Exercise details:
Go through the listing below and gather every line with the word "Autoplay".

Data extract:
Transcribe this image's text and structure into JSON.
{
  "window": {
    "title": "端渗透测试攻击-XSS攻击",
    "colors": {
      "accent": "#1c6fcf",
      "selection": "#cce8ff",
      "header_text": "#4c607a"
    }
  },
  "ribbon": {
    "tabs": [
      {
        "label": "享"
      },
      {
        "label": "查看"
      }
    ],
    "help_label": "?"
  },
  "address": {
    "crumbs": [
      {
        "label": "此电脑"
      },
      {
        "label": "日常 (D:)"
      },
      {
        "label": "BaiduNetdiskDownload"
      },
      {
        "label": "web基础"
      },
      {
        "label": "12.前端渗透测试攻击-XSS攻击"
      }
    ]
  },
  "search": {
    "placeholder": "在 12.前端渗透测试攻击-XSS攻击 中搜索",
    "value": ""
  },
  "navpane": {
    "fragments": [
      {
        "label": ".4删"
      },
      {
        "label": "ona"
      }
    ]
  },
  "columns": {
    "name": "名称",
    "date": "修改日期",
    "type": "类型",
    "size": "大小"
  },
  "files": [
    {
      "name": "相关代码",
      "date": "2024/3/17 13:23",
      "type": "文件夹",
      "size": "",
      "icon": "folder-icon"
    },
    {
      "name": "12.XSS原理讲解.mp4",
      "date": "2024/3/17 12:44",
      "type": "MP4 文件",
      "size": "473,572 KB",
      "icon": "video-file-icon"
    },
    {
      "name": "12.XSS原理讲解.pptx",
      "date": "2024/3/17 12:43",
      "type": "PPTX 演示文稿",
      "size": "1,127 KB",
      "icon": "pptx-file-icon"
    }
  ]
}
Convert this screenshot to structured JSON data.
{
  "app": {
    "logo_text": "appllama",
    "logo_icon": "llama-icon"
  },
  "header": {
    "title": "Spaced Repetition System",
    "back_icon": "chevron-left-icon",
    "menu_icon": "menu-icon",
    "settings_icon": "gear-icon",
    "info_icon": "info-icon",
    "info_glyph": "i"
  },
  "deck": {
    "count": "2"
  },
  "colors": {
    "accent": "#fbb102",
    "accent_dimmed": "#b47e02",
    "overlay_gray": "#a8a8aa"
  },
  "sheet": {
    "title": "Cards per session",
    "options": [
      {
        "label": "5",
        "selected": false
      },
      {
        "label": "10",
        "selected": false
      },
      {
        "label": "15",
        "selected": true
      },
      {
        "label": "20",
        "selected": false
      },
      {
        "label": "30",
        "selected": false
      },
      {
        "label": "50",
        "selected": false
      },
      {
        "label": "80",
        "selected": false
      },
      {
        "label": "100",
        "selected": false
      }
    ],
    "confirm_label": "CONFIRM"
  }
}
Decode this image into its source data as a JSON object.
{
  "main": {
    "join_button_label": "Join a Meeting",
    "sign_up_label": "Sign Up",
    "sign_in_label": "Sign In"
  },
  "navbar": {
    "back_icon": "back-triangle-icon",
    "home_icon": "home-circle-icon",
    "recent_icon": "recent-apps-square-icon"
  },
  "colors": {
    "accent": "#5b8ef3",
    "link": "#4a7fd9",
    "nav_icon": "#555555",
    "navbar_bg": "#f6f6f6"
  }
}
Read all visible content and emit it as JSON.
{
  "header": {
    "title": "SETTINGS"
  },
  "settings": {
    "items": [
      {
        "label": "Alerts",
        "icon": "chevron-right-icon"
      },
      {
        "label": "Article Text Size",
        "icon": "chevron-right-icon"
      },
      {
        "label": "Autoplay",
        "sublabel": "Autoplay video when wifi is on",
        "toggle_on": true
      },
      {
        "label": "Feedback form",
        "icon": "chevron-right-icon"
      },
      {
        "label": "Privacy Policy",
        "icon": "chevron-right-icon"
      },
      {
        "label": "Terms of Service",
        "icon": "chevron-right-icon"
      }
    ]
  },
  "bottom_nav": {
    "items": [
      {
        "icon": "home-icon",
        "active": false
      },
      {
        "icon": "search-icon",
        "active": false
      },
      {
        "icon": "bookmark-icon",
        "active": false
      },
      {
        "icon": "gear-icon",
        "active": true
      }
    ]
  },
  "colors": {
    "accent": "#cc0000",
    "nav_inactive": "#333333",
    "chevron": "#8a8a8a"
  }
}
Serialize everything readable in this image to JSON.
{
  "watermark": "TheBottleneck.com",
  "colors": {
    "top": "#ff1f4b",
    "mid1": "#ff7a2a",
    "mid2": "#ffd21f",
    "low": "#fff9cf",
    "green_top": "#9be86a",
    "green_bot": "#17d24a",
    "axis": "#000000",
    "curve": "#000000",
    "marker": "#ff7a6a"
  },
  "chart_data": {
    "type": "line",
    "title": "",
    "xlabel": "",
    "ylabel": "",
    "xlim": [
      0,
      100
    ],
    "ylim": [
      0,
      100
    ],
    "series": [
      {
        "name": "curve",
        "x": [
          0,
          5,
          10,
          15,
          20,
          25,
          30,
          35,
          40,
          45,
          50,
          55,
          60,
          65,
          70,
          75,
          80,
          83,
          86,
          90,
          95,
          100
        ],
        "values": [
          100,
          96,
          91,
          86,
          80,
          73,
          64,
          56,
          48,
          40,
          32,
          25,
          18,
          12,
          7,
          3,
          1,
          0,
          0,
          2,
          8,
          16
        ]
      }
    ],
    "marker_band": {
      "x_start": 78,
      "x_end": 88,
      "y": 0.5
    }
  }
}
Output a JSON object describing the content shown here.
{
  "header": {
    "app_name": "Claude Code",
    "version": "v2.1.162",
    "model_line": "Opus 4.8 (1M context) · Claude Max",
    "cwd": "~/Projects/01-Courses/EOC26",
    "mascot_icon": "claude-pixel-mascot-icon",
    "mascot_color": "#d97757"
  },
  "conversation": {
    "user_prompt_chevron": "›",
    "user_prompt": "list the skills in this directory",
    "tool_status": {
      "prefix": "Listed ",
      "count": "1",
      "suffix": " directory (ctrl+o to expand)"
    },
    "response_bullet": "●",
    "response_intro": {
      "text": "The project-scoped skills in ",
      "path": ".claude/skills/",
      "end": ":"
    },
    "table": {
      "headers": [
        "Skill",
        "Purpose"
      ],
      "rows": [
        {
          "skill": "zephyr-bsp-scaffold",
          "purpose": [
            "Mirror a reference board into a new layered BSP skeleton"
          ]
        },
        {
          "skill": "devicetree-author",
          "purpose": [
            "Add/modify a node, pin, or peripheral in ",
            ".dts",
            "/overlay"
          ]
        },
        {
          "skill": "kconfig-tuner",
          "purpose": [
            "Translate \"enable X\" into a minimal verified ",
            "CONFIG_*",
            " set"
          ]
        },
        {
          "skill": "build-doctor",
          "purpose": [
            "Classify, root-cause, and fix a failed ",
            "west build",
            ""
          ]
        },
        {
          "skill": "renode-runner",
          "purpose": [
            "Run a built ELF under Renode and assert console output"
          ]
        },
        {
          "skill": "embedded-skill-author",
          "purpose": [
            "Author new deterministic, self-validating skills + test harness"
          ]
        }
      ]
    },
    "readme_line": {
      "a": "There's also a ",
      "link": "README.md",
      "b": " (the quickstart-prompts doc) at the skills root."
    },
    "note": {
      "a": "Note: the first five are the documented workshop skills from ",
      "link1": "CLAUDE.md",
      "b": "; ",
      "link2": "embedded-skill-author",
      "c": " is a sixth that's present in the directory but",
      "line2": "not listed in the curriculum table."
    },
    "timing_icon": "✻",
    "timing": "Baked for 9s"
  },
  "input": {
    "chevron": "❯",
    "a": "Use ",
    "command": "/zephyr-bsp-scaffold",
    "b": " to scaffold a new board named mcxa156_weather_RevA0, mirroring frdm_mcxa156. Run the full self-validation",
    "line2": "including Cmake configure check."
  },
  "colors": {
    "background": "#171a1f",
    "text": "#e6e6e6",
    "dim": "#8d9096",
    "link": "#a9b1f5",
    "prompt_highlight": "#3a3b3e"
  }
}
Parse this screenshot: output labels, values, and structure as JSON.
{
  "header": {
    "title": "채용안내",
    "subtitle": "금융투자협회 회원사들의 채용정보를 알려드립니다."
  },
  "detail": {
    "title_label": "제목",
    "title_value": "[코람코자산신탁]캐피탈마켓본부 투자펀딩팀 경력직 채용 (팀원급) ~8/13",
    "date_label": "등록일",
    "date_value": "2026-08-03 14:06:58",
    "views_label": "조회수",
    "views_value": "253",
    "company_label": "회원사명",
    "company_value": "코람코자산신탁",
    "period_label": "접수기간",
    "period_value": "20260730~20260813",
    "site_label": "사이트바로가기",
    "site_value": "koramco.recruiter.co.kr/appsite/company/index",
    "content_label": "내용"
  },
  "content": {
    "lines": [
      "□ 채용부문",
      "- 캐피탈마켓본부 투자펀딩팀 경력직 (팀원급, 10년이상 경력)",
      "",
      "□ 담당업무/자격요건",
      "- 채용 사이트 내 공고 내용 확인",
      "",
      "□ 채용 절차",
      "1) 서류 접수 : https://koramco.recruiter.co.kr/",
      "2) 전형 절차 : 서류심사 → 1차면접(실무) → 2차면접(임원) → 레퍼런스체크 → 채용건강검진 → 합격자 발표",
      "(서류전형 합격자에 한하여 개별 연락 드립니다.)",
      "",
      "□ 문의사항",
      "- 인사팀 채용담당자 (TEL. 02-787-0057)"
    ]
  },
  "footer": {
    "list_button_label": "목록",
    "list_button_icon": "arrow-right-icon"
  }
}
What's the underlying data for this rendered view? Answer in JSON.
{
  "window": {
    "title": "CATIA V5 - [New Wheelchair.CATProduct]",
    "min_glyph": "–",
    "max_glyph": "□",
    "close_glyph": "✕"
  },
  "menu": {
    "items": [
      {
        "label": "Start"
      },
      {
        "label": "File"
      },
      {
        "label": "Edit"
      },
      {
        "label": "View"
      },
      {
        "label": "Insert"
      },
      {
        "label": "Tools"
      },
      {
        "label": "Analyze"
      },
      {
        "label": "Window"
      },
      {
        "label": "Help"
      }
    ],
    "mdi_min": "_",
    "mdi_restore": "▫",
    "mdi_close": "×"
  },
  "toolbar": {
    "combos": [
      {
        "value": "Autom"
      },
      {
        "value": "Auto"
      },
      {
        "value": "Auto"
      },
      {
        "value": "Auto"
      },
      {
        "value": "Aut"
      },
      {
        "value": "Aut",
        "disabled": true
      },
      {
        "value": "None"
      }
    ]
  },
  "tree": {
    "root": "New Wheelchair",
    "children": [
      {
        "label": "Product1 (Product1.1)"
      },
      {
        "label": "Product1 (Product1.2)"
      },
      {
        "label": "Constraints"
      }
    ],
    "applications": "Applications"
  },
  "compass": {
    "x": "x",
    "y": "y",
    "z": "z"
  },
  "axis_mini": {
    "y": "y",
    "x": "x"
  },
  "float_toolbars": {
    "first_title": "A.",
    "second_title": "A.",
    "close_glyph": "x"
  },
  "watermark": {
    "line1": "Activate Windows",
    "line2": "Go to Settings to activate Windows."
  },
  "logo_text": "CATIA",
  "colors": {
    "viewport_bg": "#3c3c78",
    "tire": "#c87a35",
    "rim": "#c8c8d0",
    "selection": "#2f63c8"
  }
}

Complete answer:
        "label": "Autoplay",
        "sublabel": "Autoplay video when wifi is on",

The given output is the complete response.